→ Directions for this task:
What follows is a set of entries. Give them again exactly, without the pictures.
↓
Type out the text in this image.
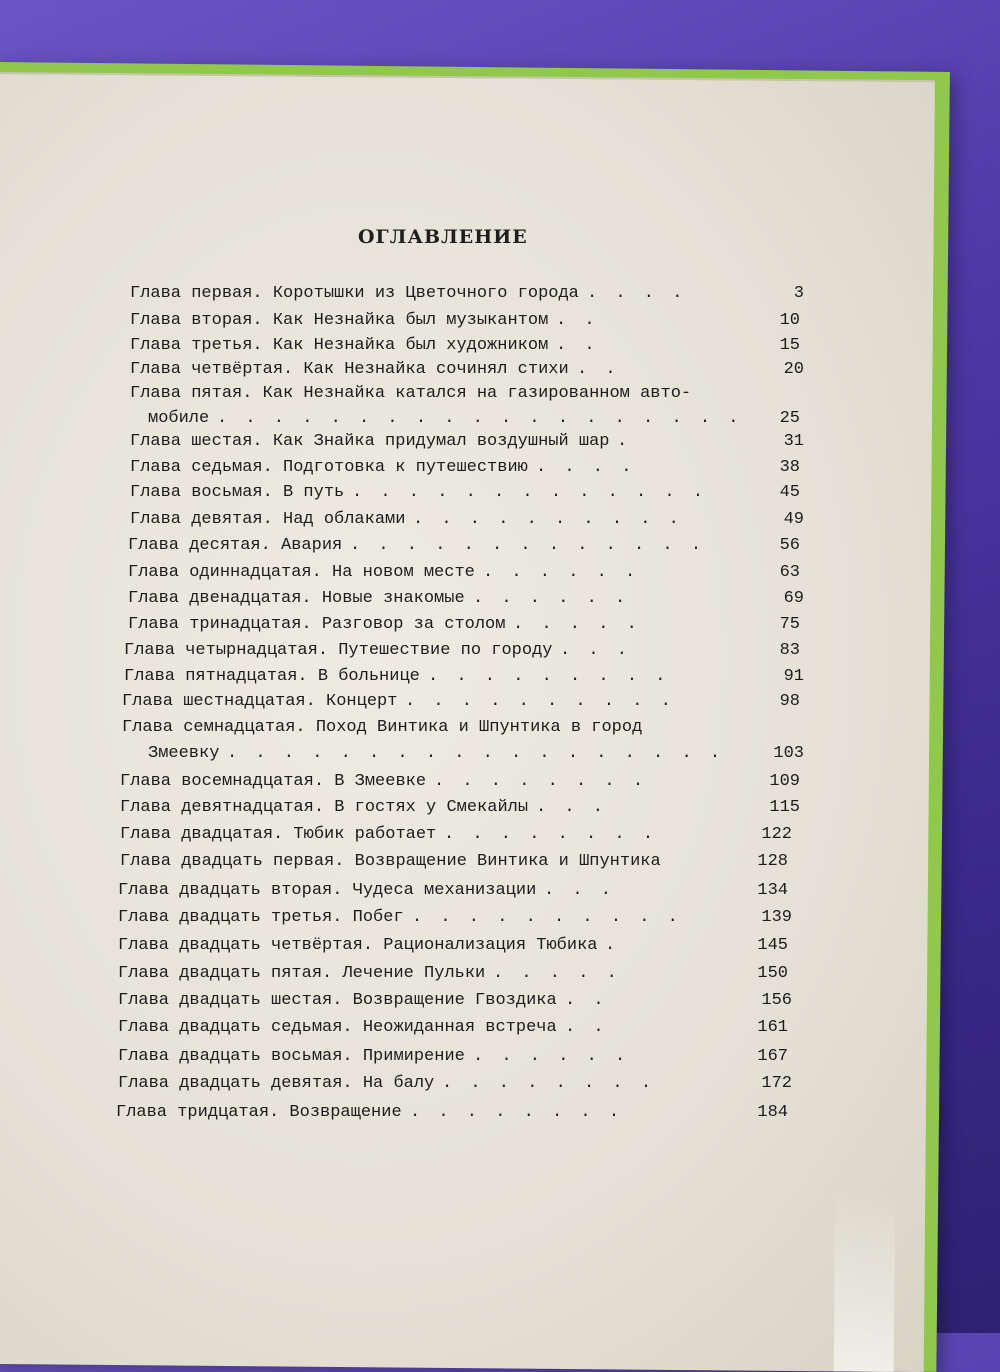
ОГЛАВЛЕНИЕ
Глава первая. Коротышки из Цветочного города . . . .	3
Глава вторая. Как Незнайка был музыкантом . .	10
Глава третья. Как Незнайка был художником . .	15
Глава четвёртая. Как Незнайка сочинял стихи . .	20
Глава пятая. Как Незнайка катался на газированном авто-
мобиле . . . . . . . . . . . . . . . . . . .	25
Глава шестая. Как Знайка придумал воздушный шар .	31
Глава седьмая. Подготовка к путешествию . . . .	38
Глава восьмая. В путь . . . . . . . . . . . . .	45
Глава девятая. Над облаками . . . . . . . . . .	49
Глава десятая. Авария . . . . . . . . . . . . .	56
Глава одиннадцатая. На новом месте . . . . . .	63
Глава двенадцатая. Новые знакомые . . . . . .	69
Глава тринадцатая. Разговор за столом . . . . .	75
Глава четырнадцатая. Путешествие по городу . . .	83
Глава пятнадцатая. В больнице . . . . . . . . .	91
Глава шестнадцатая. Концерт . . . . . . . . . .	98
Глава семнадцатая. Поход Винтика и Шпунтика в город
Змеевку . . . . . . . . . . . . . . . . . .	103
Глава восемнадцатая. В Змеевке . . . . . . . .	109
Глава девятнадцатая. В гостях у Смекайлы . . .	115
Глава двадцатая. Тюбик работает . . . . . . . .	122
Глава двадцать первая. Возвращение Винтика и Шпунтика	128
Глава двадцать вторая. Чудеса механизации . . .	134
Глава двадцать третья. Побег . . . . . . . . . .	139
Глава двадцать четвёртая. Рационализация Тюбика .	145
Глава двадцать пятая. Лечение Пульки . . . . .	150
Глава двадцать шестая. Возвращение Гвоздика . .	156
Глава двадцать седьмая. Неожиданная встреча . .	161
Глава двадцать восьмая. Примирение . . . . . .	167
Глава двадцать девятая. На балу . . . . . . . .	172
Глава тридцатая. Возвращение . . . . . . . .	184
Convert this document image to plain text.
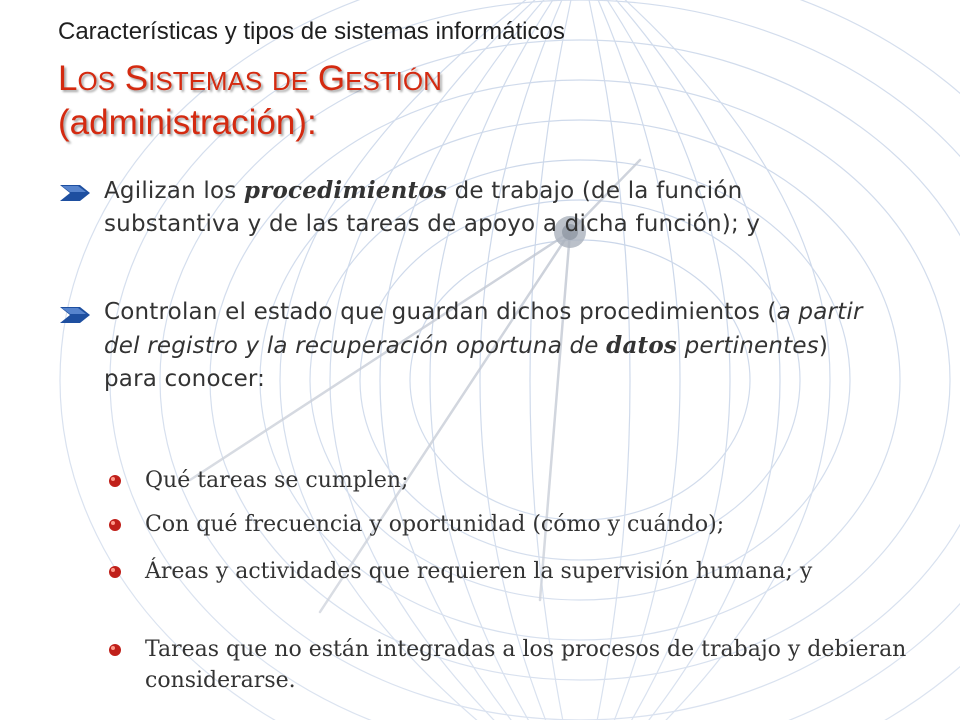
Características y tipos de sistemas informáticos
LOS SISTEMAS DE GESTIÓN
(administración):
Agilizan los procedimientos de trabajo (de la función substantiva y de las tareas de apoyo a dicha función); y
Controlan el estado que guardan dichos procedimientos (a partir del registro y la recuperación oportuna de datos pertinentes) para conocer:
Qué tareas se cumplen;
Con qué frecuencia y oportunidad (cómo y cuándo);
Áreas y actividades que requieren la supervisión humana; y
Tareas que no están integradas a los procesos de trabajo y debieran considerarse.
↑
→ Written response:
Type out the text in this image.
ОГЛАВЛЕНИЕ
Глава первая. Коротышки из Цветочного города . . . .	3
Глава вторая. Как Незнайка был музыкантом . .	10
Глава третья. Как Незнайка был художником . .	15
Глава четвёртая. Как Незнайка сочинял стихи . .	20
Глава пятая. Как Незнайка катался на газированном авто-
мобиле . . . . . . . . . . . . . . . . . . .	25
Глава шестая. Как Знайка придумал воздушный шар .	31
Глава седьмая. Подготовка к путешествию . . . .	38
Глава восьмая. В путь . . . . . . . . . . . . .	45
Глава девятая. Над облаками . . . . . . . . . .	49
Глава десятая. Авария . . . . . . . . . . . . .	56
Глава одиннадцатая. На новом месте . . . . . .	63
Глава двенадцатая. Новые знакомые . . . . . .	69
Глава тринадцатая. Разговор за столом . . . . .	75
Глава четырнадцатая. Путешествие по городу . . .	83
Глава пятнадцатая. В больнице . . . . . . . . .	91
Глава шестнадцатая. Концерт . . . . . . . . . .	98
Глава семнадцатая. Поход Винтика и Шпунтика в город
Змеевку . . . . . . . . . . . . . . . . . .	103
Глава восемнадцатая. В Змеевке . . . . . . . .	109
Глава девятнадцатая. В гостях у Смекайлы . . .	115
Глава двадцатая. Тюбик работает . . . . . . . .	122
Глава двадцать первая. Возвращение Винтика и Шпунтика	128
Глава двадцать вторая. Чудеса механизации . . .	134
Глава двадцать третья. Побег . . . . . . . . . .	139
Глава двадцать четвёртая. Рационализация Тюбика .	145
Глава двадцать пятая. Лечение Пульки . . . . .	150
Глава двадцать шестая. Возвращение Гвоздика . .	156
Глава двадцать седьмая. Неожиданная встреча . .	161
Глава двадцать восьмая. Примирение . . . . . .	167
Глава двадцать девятая. На балу . . . . . . . .	172
Глава тридцатая. Возвращение . . . . . . . .	184
Convert this document image to plain text.
Características y tipos de sistemas informáticos
LOS SISTEMAS DE GESTIÓN
(administración):
Agilizan los procedimientos de trabajo (de la función substantiva y de las tareas de apoyo a dicha función); y
Controlan el estado que guardan dichos procedimientos (a partir del registro y la recuperación oportuna de datos pertinentes) para conocer:
Qué tareas se cumplen;
Con qué frecuencia y oportunidad (cómo y cuándo);
Áreas y actividades que requieren la supervisión humana; y
Tareas que no están integradas a los procesos de trabajo y debieran considerarse.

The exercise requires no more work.